PAGE>
──────────────────────────────

Exclusive Interview and Photos: Director Gabriel Carrer Talks THE DEMOLISHER

SHOCK talks to Canadian filmmaker Gabriel Carrer about THE DEMOLISHER and future projects.

With the Eli Roth redux of Michael Winner’s venerable vigilante classic DEATH WISH on the horizon, it behooves all fans of such violent, vengeance-drenched psyche-thrillers to look to the North. Why? Because a Canadian lad named Gabriel Carrer has already remade DEATH WISH. Well, not so much remade as pummeled it to a pulp, thrown it into a blender with a mash of other hard-edged urban shock classics and used the resulting paste to paint a stark new picture of stylized dread, madness and chest-beating violence.

The film is THE DEMOLISHER, a slickly realized indie shot in Guelph and Toronto that, in 2015, enjoyed festival play around the world and garnered rave reviews from international press.

The film stars prolific indie actor Ry Barrett (SAVE YOURSELF, NEVERLOST) as a man who, after his wife is severely injured, dons riot armor and takes to the Toronto streets to pulverize the scum that slither ’round late at night. But when he erroneously targets a woman who he thinks is a criminal, he stops at nothing to find her and “demolish” her. With his moral compass now as skewed as his sanity, a cat and mouse game leads to a disastrous finale.

THE DEMOLISHER is a solid piece of filmmaking, betraying its modest budget and delivering a juiced-up, action-oriented Peckinpah-meets-Nicolas Winding Refn poem about the corrosive (but cool looking!) nature of violence.

With news of a U.S. release bubbling on the horizon (the film has already been released in Germany), SHOCK talked to Carrer about his mean mutha of a movie and his new picture, which will be featured at Fantasia’s “Frontieres” program this year.

SHOCK: THE DEMOLISHER feels like an 80s vigilante epic but has a modern, hard-edge. Can you break down its influence aesthetically and thematically?

CARRER: The film carried on what we aesthetically couldn’t fully explore in my previous film, IN THE HOUSE OF FLIES. We kept the camera very still, but now we are in open wide places, so how could we tell the story of these characters in the most simplest way?

I also love the chase of giallo films and early slasher classics. There are some fantastic giallo motifs in the film, such as black gloves of THE DEMOLISHER, tightening them over the steering wheel of his car as be broods with anger in the first few shots of the film. I am also product of the ’80s, and I grew up watching DEATH WISH and other revenge films. I even have a signed Charles Bronson window card framed hanging above my television beside my toy robots. I always wanted to make a revenge film, and I felt unsatisfied with the revenge in my previous film. So this film would naturally be all about revenge, but I also didn’t want to try and make a revenge film because all the best revenge films have been done. So I tried to approach it from a different perspective, not focus on the violence but more so the internal struggle of our lead character. What scapegoats could be revealed through his actions and mistaken interpretations? And how could all this be in his head? Those were questions asked during the process. I also stand firm with my case on Michael Shannon being cast for the role of Paul Kersey in the DEATH WISH remake, but Bruce (Willis) is good too. 

SHOCK: There is minimal dialogue, and exposition, save for some at the header. Was this choice to let movement and action tell the story evident in the script or did it change as the edit progressed?

──────────────────────────────

ITEMS>
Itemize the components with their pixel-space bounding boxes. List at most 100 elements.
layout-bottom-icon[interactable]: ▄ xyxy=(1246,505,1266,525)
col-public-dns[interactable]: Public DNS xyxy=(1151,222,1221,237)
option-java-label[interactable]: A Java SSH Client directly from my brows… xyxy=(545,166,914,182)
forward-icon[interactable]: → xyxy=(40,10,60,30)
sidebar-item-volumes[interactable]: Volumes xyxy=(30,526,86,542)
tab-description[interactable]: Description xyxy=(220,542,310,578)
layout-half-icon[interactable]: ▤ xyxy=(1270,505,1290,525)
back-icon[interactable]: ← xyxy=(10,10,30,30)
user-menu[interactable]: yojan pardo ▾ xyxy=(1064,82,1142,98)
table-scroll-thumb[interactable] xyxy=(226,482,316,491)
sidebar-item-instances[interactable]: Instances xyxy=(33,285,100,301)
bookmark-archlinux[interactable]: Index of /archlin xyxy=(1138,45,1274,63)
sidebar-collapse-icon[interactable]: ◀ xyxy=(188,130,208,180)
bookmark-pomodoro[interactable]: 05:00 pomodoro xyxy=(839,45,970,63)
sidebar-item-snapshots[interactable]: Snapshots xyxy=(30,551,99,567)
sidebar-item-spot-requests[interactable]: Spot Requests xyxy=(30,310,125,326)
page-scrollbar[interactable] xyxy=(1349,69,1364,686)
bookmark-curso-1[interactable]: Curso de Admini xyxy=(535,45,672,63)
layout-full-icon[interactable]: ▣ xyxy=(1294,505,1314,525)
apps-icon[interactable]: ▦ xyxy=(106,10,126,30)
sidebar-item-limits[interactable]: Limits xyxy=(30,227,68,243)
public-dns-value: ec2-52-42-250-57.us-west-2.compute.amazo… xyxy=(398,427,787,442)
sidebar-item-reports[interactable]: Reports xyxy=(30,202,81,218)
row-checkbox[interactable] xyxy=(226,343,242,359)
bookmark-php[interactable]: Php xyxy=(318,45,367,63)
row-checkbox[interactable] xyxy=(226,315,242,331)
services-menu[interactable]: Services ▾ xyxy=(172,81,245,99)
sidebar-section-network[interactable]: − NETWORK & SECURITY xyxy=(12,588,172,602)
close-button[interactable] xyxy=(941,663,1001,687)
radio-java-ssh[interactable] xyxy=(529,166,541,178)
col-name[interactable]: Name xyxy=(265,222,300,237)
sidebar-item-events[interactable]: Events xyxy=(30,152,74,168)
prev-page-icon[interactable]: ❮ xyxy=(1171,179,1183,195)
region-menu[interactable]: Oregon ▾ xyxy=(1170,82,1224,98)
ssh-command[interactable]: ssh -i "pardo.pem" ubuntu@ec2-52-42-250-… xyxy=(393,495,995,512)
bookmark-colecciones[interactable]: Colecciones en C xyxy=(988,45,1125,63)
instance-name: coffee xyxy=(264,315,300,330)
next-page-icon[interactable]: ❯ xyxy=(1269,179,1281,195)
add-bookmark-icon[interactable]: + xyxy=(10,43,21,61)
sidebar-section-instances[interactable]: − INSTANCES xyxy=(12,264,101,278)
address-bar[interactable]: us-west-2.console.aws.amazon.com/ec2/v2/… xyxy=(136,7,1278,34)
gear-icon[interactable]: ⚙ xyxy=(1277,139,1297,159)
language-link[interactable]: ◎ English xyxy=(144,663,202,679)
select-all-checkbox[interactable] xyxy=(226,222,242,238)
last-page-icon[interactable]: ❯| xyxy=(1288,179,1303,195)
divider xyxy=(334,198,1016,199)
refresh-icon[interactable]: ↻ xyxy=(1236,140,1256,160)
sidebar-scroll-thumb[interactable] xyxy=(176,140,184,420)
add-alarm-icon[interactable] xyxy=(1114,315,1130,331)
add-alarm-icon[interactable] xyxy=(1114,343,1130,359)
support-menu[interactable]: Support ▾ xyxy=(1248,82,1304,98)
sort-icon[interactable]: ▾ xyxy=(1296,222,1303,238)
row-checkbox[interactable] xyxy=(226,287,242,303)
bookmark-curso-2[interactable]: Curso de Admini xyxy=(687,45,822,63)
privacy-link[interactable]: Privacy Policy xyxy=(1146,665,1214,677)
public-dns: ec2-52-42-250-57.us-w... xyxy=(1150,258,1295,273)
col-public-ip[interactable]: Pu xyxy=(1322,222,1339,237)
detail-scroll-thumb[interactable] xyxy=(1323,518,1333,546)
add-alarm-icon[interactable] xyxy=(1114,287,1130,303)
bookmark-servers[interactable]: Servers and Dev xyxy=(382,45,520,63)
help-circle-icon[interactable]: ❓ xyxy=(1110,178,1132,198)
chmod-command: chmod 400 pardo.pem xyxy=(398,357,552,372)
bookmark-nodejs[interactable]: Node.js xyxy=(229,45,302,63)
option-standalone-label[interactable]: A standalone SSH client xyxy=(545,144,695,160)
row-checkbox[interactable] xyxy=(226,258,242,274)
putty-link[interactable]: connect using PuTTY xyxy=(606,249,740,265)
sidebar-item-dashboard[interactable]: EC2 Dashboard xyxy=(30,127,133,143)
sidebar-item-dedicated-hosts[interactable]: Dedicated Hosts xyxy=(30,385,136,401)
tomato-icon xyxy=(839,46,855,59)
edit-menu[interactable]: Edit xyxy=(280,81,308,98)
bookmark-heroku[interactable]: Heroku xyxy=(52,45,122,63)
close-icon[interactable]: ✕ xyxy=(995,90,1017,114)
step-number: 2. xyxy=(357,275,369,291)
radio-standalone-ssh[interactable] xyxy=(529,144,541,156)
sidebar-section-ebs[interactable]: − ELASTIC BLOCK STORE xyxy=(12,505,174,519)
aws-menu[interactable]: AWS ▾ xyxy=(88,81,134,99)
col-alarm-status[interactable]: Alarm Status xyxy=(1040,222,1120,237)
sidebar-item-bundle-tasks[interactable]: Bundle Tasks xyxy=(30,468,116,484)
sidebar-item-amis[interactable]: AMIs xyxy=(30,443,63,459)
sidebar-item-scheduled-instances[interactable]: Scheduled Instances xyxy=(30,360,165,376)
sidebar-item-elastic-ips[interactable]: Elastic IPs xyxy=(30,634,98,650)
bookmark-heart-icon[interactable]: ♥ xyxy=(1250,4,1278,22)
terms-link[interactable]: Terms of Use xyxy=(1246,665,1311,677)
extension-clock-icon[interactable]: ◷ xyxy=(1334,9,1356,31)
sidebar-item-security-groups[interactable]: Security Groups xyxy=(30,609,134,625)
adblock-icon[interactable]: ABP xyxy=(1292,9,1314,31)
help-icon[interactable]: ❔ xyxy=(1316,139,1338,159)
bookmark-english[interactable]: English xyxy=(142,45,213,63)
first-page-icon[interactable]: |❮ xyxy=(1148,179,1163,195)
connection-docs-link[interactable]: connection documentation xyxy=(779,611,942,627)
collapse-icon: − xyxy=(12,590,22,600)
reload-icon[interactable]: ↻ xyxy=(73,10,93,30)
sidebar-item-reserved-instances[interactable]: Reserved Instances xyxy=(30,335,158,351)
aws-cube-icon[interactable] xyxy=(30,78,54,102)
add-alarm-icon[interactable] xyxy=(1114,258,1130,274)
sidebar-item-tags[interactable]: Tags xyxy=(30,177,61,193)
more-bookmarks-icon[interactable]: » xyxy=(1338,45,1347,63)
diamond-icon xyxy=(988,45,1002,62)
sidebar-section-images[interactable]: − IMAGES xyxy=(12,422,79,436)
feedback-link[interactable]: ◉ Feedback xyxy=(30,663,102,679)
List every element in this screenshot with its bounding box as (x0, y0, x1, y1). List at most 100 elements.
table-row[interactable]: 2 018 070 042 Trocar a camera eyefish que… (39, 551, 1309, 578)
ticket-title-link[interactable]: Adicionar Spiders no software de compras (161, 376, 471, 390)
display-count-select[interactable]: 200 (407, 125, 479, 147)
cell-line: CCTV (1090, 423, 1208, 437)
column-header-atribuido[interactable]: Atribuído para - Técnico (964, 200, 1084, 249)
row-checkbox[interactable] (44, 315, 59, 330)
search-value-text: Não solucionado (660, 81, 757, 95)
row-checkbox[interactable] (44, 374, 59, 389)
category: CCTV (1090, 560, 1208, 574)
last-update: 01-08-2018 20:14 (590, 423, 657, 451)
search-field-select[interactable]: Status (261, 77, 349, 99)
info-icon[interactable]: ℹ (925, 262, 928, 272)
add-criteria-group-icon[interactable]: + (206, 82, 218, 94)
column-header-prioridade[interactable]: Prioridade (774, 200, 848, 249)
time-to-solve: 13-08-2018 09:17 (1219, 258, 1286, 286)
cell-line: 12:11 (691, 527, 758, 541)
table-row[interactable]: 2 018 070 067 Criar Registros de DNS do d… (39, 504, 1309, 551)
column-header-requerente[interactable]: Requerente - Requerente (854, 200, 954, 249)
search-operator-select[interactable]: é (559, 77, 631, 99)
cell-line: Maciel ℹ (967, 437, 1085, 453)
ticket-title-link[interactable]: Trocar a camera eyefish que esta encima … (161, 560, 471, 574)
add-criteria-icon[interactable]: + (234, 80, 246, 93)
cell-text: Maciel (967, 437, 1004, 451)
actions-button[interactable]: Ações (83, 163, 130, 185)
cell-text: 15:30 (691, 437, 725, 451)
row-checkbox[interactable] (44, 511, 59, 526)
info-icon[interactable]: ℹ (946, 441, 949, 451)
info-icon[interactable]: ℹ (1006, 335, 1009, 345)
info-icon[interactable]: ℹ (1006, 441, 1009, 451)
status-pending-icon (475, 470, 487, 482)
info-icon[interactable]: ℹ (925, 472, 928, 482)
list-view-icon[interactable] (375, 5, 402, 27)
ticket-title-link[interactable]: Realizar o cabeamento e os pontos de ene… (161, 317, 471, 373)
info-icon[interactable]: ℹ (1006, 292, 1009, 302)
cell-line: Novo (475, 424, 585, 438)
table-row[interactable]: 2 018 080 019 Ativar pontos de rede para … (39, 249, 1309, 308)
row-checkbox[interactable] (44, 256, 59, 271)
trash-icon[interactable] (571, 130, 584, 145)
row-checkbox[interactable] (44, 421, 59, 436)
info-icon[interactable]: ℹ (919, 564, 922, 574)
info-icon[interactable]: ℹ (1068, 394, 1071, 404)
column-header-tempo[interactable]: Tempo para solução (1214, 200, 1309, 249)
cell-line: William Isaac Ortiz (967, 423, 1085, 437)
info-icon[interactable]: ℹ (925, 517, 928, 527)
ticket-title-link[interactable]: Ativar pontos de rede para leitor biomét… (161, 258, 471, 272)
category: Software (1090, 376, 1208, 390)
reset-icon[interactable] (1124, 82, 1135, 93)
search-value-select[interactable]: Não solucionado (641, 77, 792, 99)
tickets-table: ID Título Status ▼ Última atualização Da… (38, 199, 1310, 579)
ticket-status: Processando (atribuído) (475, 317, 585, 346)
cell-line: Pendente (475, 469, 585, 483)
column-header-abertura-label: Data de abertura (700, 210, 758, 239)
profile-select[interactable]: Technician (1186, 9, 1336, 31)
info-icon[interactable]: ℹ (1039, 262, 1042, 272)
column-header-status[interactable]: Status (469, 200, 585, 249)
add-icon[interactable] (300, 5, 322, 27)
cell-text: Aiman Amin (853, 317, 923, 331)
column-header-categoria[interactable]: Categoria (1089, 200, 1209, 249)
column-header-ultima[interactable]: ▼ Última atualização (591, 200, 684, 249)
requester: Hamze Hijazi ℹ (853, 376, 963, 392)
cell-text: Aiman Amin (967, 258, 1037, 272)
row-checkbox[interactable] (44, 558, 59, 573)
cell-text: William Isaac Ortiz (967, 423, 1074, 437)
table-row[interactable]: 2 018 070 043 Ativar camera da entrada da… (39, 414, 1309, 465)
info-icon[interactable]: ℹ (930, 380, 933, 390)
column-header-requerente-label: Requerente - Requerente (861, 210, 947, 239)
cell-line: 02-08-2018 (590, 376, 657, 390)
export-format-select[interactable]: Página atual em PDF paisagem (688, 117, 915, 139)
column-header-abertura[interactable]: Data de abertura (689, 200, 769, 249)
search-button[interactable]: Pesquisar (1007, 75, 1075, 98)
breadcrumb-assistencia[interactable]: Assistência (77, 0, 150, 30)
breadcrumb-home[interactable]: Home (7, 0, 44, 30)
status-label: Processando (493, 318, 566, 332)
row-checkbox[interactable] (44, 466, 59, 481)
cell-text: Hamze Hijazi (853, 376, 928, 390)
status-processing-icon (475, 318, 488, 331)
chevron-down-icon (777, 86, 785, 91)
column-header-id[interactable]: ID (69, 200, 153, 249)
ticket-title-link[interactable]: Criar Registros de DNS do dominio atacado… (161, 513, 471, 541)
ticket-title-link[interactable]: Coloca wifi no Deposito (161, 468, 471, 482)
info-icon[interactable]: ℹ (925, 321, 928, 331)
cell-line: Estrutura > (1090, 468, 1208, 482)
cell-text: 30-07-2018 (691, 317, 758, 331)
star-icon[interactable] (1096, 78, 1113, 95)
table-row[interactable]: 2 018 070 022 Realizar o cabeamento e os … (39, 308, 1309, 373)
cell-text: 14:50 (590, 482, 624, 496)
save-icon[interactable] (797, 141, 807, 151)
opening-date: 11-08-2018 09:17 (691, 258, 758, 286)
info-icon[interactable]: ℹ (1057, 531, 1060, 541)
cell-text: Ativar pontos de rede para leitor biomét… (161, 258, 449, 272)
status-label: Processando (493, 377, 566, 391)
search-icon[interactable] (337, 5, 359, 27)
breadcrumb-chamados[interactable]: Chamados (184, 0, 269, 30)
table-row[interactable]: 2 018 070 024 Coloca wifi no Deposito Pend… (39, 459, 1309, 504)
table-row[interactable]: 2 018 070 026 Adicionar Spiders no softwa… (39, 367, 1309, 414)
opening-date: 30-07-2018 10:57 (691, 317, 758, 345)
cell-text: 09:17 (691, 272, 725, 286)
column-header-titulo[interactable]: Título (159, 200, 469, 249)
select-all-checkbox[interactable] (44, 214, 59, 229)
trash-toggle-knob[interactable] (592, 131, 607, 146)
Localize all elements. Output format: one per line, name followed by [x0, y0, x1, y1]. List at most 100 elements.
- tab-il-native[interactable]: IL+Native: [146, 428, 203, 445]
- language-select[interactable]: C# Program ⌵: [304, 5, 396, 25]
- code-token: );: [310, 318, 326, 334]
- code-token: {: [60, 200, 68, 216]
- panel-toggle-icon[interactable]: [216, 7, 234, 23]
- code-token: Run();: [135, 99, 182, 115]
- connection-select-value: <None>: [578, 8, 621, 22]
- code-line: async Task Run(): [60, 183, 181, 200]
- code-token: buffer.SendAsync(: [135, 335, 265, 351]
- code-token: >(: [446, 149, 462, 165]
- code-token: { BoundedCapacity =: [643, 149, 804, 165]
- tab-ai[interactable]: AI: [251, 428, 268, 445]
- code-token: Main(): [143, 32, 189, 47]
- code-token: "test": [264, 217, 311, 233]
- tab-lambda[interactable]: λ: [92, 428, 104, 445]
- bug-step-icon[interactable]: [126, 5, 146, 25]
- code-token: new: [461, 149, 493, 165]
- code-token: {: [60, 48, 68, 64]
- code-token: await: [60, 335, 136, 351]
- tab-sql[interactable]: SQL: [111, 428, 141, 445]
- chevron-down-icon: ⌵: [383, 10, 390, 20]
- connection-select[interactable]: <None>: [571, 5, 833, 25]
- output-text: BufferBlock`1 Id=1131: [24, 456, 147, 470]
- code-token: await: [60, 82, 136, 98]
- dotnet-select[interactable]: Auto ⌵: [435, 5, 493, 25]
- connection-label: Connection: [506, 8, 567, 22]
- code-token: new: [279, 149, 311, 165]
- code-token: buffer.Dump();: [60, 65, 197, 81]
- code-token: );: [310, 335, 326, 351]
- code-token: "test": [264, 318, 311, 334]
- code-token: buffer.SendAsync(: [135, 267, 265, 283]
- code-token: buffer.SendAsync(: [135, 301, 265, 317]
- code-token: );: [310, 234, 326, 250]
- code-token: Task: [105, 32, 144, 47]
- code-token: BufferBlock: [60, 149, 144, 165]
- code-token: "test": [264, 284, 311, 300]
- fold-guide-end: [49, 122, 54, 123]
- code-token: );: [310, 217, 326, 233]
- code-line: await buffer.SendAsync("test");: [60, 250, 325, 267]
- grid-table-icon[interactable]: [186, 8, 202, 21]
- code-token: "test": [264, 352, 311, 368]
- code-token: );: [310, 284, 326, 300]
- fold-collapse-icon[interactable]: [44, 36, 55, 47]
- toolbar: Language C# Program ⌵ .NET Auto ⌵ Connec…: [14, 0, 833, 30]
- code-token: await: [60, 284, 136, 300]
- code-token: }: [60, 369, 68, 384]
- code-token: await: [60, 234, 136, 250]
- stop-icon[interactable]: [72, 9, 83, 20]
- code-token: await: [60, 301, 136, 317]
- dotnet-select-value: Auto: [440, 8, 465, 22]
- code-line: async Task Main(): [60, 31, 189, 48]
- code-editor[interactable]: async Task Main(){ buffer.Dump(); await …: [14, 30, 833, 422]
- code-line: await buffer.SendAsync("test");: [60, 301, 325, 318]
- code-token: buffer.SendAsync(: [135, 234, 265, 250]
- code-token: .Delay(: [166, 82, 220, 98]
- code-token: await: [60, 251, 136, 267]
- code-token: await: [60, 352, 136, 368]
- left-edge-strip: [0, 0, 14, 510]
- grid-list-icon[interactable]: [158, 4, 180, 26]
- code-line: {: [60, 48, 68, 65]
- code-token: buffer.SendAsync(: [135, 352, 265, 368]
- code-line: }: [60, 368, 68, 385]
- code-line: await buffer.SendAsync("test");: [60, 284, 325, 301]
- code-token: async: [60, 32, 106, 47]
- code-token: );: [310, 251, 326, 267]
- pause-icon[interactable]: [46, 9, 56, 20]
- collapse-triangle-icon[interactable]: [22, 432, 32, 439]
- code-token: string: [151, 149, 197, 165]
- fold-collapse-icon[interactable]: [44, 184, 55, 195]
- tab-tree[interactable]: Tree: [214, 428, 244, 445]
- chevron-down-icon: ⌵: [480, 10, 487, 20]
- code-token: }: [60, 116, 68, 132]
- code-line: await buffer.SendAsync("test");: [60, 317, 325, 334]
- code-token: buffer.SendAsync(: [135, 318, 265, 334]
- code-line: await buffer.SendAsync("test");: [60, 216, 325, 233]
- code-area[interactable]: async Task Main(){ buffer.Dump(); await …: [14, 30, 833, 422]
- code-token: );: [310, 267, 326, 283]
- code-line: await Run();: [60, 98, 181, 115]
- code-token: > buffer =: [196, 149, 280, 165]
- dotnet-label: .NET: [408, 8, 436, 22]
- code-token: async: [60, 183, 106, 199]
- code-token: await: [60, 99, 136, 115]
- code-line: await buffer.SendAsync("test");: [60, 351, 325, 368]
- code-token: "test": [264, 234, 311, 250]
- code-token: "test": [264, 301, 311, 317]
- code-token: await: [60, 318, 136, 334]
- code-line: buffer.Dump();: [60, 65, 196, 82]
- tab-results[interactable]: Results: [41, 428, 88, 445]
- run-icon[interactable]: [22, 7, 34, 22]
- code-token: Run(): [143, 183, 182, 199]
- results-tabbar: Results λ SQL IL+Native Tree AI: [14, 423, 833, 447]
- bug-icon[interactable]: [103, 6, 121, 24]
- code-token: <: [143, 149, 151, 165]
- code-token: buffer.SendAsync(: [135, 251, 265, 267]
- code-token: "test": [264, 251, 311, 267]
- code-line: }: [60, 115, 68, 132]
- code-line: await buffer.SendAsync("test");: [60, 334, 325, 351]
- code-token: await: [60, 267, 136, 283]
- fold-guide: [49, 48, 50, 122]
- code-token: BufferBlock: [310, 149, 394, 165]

──────────────────────────────

THE EXERCISE> Change "dialogue" to "speech" in the interview, and write out the passage that begins at the words "SHOCK: There is" and stops after "the edit progressed?". The items are separate from the interview and have no connection to it.

ANSWER>
SHOCK: There is minimal speech, and exposition, save for some at the header. Was this choice to let movement and action tell the story evident in the script or did it change as the edit progressed?